GIVEN TASK: Output the material below in its entirety, exactly as given.

PROVIDED RECORDS:
## begin
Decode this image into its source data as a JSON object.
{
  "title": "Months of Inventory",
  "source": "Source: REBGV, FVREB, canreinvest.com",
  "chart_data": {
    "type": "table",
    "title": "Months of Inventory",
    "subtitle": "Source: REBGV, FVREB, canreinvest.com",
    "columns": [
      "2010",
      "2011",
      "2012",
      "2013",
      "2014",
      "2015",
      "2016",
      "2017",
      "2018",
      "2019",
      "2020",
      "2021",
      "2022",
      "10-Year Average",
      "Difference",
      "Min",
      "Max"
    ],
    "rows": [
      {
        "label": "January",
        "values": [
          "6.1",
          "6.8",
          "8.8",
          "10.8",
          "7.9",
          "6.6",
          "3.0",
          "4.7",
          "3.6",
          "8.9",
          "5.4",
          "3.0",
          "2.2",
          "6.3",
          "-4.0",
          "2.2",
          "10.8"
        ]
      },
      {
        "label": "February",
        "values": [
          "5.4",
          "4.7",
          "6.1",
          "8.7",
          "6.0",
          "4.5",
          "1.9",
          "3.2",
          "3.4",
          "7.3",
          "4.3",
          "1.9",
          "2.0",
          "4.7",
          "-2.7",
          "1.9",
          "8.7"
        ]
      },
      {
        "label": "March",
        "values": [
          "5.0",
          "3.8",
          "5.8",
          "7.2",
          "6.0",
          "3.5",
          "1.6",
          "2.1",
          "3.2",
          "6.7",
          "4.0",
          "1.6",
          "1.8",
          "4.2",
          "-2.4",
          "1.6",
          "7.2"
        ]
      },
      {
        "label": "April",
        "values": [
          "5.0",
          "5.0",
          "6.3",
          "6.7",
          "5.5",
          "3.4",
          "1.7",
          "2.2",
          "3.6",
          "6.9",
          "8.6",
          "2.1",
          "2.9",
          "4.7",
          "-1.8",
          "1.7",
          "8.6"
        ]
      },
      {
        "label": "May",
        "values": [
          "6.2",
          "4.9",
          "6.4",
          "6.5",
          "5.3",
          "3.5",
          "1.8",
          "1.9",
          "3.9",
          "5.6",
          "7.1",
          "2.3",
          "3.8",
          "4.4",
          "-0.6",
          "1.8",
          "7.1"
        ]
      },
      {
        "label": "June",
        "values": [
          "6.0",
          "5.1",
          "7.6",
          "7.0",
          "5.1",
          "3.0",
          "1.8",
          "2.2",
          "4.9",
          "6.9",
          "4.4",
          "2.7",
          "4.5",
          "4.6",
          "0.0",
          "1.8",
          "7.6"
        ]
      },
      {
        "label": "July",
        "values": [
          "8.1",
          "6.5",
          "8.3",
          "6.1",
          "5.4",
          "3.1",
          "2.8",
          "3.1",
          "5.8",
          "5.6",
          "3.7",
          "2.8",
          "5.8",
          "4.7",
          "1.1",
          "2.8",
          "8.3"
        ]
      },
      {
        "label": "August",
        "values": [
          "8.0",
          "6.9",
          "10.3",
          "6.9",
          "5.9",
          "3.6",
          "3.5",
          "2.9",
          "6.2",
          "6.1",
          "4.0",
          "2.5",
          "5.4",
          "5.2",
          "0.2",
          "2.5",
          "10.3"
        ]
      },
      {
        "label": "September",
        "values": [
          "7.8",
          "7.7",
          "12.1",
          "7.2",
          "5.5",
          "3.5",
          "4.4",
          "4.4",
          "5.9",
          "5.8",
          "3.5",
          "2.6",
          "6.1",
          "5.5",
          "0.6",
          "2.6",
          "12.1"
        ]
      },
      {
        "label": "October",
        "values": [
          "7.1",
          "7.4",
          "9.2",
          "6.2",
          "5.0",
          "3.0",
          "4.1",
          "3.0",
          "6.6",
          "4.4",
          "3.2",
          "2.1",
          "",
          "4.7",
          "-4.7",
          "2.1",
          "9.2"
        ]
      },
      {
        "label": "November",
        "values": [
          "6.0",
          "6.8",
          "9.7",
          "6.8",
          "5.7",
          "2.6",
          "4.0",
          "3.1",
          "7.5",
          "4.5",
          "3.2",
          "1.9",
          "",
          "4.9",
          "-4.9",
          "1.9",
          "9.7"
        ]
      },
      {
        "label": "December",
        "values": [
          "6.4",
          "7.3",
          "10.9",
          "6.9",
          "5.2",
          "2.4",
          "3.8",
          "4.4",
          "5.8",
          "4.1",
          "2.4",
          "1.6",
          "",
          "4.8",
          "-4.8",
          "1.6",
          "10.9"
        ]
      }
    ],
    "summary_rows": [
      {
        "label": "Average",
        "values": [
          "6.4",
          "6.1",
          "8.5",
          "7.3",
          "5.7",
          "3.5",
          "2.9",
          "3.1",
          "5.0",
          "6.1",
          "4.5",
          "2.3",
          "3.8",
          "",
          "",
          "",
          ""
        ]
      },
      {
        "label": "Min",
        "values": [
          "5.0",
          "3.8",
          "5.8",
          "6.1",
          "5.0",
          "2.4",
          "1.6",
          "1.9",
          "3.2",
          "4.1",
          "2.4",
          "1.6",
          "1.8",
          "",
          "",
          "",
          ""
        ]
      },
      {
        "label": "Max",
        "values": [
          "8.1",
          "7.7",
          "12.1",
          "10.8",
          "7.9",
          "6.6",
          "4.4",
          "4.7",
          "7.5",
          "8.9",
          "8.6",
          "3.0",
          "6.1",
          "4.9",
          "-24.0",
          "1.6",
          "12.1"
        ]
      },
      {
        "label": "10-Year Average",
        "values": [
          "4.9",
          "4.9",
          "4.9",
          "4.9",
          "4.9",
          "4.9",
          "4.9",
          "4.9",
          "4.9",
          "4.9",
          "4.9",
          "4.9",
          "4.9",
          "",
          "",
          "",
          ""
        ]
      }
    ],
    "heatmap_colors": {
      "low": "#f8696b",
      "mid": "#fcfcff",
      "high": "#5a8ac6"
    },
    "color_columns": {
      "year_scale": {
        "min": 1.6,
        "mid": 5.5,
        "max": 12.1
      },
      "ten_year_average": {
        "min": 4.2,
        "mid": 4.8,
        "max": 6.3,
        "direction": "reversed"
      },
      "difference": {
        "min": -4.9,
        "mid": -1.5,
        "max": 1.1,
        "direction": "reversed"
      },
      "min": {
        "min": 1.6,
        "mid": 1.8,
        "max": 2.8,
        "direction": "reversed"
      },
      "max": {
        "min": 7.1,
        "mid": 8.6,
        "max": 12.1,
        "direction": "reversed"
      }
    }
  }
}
## end
WRITTEN ANSWER:
Decode this image into its source data as a JSON object.
{
  "title": "Months of Inventory",
  "source": "Source: REBGV, FVREB, canreinvest.com",
  "chart_data": {
    "type": "table",
    "title": "Months of Inventory",
    "subtitle": "Source: REBGV, FVREB, canreinvest.com",
    "columns": [
      "2010",
      "2011",
      "2012",
      "2013",
      "2014",
      "2015",
      "2016",
      "2017",
      "2018",
      "2019",
      "2020",
      "2021",
      "2022",
      "10-Year Average",
      "Difference",
      "Min",
      "Max"
    ],
    "rows": [
      {
        "label": "January",
        "values": [
          "6.1",
          "6.8",
          "8.8",
          "10.8",
          "7.9",
          "6.6",
          "3.0",
          "4.7",
          "3.6",
          "8.9",
          "5.4",
          "3.0",
          "2.2",
          "6.3",
          "-4.0",
          "2.2",
          "10.8"
        ]
      },
      {
        "label": "February",
        "values": [
          "5.4",
          "4.7",
          "6.1",
          "8.7",
          "6.0",
          "4.5",
          "1.9",
          "3.2",
          "3.4",
          "7.3",
          "4.3",
          "1.9",
          "2.0",
          "4.7",
          "-2.7",
          "1.9",
          "8.7"
        ]
      },
      {
        "label": "March",
        "values": [
          "5.0",
          "3.8",
          "5.8",
          "7.2",
          "6.0",
          "3.5",
          "1.6",
          "2.1",
          "3.2",
          "6.7",
          "4.0",
          "1.6",
          "1.8",
          "4.2",
          "-2.4",
          "1.6",
          "7.2"
        ]
      },
      {
        "label": "April",
        "values": [
          "5.0",
          "5.0",
          "6.3",
          "6.7",
          "5.5",
          "3.4",
          "1.7",
          "2.2",
          "3.6",
          "6.9",
          "8.6",
          "2.1",
          "2.9",
          "4.7",
          "-1.8",
          "1.7",
          "8.6"
        ]
      },
      {
        "label": "May",
        "values": [
          "6.2",
          "4.9",
          "6.4",
          "6.5",
          "5.3",
          "3.5",
          "1.8",
          "1.9",
          "3.9",
          "5.6",
          "7.1",
          "2.3",
          "3.8",
          "4.4",
          "-0.6",
          "1.8",
          "7.1"
        ]
      },
      {
        "label": "June",
        "values": [
          "6.0",
          "5.1",
          "7.6",
          "7.0",
          "5.1",
          "3.0",
          "1.8",
          "2.2",
          "4.9",
          "6.9",
          "4.4",
          "2.7",
          "4.5",
          "4.6",
          "0.0",
          "1.8",
          "7.6"
        ]
      },
      {
        "label": "July",
        "values": [
          "8.1",
          "6.5",
          "8.3",
          "6.1",
          "5.4",
          "3.1",
          "2.8",
          "3.1",
          "5.8",
          "5.6",
          "3.7",
          "2.8",
          "5.8",
          "4.7",
          "1.1",
          "2.8",
          "8.3"
        ]
      },
      {
        "label": "August",
        "values": [
          "8.0",
          "6.9",
          "10.3",
          "6.9",
          "5.9",
          "3.6",
          "3.5",
          "2.9",
          "6.2",
          "6.1",
          "4.0",
          "2.5",
          "5.4",
          "5.2",
          "0.2",
          "2.5",
          "10.3"
        ]
      },
      {
        "label": "September",
        "values": [
          "7.8",
          "7.7",
          "12.1",
          "7.2",
          "5.5",
          "3.5",
          "4.4",
          "4.4",
          "5.9",
          "5.8",
          "3.5",
          "2.6",
          "6.1",
          "5.5",
          "0.6",
          "2.6",
          "12.1"
        ]
      },
      {
        "label": "October",
        "values": [
          "7.1",
          "7.4",
          "9.2",
          "6.2",
          "5.0",
          "3.0",
          "4.1",
          "3.0",
          "6.6",
          "4.4",
          "3.2",
          "2.1",
          "",
          "4.7",
          "-4.7",
          "2.1",
          "9.2"
        ]
      },
      {
        "label": "November",
        "values": [
          "6.0",
          "6.8",
          "9.7",
          "6.8",
          "5.7",
          "2.6",
          "4.0",
          "3.1",
          "7.5",
          "4.5",
          "3.2",
          "1.9",
          "",
          "4.9",
          "-4.9",
          "1.9",
          "9.7"
        ]
      },
      {
        "label": "December",
        "values": [
          "6.4",
          "7.3",
          "10.9",
          "6.9",
          "5.2",
          "2.4",
          "3.8",
          "4.4",
          "5.8",
          "4.1",
          "2.4",
          "1.6",
          "",
          "4.8",
          "-4.8",
          "1.6",
          "10.9"
        ]
      }
    ],
    "summary_rows": [
      {
        "label": "Average",
        "values": [
          "6.4",
          "6.1",
          "8.5",
          "7.3",
          "5.7",
          "3.5",
          "2.9",
          "3.1",
          "5.0",
          "6.1",
          "4.5",
          "2.3",
          "3.8",
          "",
          "",
          "",
          ""
        ]
      },
      {
        "label": "Min",
        "values": [
          "5.0",
          "3.8",
          "5.8",
          "6.1",
          "5.0",
          "2.4",
          "1.6",
          "1.9",
          "3.2",
          "4.1",
          "2.4",
          "1.6",
          "1.8",
          "",
          "",
          "",
          ""
        ]
      },
      {
        "label": "Max",
        "values": [
          "8.1",
          "7.7",
          "12.1",
          "10.8",
          "7.9",
          "6.6",
          "4.4",
          "4.7",
          "7.5",
          "8.9",
          "8.6",
          "3.0",
          "6.1",
          "4.9",
          "-24.0",
          "1.6",
          "12.1"
        ]
      },
      {
        "label": "10-Year Average",
        "values": [
          "4.9",
          "4.9",
          "4.9",
          "4.9",
          "4.9",
          "4.9",
          "4.9",
          "4.9",
          "4.9",
          "4.9",
          "4.9",
          "4.9",
          "4.9",
          "",
          "",
          "",
          ""
        ]
      }
    ],
    "heatmap_colors": {
      "low": "#f8696b",
      "mid": "#fcfcff",
      "high": "#5a8ac6"
    },
    "color_columns": {
      "year_scale": {
        "min": 1.6,
        "mid": 5.5,
        "max": 12.1
      },
      "ten_year_average": {
        "min": 4.2,
        "mid": 4.8,
        "max": 6.3,
        "direction": "reversed"
      },
      "difference": {
        "min": -4.9,
        "mid": -1.5,
        "max": 1.1,
        "direction": "reversed"
      },
      "min": {
        "min": 1.6,
        "mid": 1.8,
        "max": 2.8,
        "direction": "reversed"
      },
      "max": {
        "min": 7.1,
        "mid": 8.6,
        "max": 12.1,
        "direction": "reversed"
      }
    }
  }
}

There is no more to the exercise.